Extract, from the records beneath this instruction, each line that contains the word "opon".

************

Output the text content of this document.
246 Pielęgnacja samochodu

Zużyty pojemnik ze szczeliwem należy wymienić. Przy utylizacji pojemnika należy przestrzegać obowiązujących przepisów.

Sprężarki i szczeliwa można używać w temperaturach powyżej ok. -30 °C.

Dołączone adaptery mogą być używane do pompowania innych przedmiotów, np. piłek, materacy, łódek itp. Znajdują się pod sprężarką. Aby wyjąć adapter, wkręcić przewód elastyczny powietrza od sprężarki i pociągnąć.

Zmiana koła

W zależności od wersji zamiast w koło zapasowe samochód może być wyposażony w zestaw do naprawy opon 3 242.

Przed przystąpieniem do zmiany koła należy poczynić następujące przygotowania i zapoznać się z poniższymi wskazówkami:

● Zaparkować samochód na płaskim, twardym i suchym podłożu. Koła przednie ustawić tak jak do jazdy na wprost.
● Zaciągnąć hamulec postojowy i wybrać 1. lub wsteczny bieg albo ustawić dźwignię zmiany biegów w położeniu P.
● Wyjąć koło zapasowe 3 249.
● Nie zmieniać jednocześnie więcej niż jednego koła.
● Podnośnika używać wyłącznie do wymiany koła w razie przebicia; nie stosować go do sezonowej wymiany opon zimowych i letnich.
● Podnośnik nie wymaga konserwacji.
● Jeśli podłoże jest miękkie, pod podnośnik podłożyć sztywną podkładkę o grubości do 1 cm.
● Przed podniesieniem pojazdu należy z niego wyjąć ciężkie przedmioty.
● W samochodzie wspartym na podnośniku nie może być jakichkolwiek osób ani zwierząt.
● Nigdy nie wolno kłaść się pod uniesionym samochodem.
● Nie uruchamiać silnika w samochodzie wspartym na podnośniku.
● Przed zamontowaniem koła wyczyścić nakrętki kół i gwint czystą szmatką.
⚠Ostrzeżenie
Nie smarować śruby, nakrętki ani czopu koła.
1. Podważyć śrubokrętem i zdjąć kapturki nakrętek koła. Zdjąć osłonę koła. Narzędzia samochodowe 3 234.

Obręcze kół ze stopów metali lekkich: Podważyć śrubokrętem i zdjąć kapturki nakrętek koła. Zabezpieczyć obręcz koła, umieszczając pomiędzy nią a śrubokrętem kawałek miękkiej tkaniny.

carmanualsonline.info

************

*TASK RESPONSE*
W zależności od wersji zamiast w koło zapasowe samochód może być wyposażony w zestaw do naprawy opon 3 242.
● Podnośnika używać wyłącznie do wymiany koła w razie przebicia; nie stosować go do sezonowej wymiany opon zimowych i letnich.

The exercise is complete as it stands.